Source data:
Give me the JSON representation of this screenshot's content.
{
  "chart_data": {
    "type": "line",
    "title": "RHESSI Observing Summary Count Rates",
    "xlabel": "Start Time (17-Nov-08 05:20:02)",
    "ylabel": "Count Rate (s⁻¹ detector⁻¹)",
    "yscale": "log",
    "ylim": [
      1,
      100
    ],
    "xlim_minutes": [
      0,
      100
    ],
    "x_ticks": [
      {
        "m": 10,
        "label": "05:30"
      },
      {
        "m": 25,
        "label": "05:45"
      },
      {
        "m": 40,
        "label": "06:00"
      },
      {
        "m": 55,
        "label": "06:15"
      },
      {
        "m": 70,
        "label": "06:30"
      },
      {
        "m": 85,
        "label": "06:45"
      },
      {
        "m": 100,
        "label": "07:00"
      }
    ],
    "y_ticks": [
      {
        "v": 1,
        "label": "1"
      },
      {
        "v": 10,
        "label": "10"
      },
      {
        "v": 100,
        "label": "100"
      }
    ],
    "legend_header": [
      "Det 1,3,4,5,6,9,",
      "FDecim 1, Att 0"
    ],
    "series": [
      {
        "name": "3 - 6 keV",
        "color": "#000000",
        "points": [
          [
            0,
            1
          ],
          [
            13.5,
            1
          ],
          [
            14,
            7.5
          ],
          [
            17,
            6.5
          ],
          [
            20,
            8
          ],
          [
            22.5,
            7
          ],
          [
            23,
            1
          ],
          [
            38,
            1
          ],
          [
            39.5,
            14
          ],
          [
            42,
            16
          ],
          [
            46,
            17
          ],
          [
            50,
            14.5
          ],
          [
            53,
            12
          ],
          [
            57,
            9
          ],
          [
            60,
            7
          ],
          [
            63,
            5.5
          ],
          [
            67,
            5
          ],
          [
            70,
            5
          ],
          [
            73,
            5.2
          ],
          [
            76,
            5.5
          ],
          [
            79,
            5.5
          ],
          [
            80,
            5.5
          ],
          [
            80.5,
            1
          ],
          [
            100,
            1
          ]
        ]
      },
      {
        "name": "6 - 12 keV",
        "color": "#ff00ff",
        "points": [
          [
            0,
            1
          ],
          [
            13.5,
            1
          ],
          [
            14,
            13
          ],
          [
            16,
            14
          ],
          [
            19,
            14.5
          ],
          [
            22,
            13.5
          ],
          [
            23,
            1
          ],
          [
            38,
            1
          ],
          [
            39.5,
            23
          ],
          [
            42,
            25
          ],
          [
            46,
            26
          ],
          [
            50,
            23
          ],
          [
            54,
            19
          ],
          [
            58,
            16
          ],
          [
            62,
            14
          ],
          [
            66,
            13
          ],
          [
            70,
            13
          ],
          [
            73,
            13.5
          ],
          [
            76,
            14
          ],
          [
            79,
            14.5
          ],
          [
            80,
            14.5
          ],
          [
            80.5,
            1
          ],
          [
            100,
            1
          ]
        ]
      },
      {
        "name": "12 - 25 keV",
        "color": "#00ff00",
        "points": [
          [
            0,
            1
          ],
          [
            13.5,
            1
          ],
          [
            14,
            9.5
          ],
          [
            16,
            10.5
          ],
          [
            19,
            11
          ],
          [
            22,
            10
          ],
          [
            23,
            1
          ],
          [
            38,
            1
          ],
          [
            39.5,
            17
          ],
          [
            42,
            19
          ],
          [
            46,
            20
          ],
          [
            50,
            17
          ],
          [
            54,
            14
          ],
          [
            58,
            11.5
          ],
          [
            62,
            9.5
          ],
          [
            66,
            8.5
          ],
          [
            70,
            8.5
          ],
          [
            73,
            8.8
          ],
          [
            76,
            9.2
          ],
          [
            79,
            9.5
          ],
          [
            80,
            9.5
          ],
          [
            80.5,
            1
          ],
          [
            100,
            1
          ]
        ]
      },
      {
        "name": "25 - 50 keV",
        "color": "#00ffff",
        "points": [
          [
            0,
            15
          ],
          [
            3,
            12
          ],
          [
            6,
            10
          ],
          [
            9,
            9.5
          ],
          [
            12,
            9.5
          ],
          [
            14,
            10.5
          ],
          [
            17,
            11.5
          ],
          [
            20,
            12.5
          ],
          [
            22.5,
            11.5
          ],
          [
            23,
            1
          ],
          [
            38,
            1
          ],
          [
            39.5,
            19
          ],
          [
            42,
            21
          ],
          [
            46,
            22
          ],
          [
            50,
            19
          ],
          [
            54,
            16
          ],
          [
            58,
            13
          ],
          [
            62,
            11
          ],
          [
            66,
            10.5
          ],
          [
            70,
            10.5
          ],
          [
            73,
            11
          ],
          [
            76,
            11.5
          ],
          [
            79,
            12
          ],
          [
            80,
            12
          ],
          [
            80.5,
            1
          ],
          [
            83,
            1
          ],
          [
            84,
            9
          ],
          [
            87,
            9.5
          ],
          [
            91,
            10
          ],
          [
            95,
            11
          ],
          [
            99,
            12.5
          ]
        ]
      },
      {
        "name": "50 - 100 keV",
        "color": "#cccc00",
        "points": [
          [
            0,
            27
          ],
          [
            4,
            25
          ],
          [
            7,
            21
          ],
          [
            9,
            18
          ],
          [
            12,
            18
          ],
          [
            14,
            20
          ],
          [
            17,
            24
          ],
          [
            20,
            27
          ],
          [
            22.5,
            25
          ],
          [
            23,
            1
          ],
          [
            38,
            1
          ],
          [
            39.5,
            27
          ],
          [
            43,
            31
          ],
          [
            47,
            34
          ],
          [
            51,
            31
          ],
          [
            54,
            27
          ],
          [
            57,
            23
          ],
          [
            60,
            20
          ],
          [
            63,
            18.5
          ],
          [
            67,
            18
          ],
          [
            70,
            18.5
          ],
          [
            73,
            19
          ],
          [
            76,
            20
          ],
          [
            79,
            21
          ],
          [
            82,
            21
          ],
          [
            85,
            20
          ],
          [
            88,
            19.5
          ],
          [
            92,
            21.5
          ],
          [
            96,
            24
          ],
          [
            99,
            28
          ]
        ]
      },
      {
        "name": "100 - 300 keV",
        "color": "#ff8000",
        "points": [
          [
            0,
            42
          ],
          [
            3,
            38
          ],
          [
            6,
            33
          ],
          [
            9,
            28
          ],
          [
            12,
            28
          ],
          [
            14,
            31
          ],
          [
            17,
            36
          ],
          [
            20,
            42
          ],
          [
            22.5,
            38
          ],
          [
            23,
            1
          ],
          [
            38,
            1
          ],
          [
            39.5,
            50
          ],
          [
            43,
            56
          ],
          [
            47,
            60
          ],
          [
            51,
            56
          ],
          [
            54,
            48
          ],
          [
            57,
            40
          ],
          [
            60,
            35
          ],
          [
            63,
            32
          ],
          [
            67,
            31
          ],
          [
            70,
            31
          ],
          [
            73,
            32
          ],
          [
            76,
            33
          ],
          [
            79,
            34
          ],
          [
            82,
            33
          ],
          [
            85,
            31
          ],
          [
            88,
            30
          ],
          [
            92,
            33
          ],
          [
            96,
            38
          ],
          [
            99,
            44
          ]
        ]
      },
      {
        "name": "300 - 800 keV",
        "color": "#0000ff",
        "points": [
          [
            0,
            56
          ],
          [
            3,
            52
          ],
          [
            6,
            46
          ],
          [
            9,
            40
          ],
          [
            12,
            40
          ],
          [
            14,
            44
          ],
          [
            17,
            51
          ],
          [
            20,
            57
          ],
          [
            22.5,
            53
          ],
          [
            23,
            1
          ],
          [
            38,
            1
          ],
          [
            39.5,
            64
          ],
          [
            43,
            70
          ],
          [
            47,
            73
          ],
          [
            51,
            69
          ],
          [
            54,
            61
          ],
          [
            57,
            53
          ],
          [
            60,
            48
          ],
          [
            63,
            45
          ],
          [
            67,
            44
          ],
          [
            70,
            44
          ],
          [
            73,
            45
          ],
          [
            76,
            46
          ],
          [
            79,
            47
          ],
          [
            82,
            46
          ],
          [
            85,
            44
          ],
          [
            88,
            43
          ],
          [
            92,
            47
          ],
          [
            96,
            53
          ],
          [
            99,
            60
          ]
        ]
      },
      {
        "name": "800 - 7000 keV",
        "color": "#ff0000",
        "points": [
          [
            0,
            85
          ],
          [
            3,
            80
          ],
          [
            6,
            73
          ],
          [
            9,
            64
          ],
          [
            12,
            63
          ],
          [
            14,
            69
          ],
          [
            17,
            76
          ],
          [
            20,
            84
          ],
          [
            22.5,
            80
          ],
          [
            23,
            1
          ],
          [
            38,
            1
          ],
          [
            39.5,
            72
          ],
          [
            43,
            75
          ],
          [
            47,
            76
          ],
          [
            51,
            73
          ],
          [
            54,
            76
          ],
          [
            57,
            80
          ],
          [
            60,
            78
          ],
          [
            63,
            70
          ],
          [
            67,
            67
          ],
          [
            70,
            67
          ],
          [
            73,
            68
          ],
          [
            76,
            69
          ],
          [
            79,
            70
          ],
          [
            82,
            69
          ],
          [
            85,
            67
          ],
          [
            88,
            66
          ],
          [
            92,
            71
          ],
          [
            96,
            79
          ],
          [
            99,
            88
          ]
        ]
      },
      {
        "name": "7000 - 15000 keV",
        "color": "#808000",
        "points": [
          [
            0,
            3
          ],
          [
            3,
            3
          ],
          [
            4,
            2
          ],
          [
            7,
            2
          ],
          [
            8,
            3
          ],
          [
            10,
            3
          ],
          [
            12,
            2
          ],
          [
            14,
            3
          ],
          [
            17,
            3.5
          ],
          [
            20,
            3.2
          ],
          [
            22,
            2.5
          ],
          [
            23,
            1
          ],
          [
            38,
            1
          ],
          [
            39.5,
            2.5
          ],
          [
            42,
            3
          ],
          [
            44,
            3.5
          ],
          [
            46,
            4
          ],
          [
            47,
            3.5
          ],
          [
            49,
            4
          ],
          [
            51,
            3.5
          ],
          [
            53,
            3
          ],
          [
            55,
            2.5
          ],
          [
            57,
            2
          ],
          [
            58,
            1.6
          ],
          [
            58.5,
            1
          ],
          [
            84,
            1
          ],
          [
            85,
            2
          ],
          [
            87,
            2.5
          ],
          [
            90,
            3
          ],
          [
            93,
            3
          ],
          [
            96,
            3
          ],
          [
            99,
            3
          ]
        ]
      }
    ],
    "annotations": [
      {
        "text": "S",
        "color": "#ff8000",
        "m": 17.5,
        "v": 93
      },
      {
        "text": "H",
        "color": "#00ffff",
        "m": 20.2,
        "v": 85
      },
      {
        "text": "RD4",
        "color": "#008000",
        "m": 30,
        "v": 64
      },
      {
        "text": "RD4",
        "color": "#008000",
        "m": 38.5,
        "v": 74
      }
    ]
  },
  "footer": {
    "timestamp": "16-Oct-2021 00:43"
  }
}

(WRITTEN INSTRUCTION):
In the listing, find each line with the string "name" and copy it.

(TASK SOLUTION):
        "name": "3 - 6 keV",
        "name": "6 - 12 keV",
        "name": "12 - 25 keV",
        "name": "25 - 50 keV",
        "name": "50 - 100 keV",
        "name": "100 - 300 keV",
        "name": "300 - 800 keV",
        "name": "800 - 7000 keV",
        "name": "7000 - 15000 keV",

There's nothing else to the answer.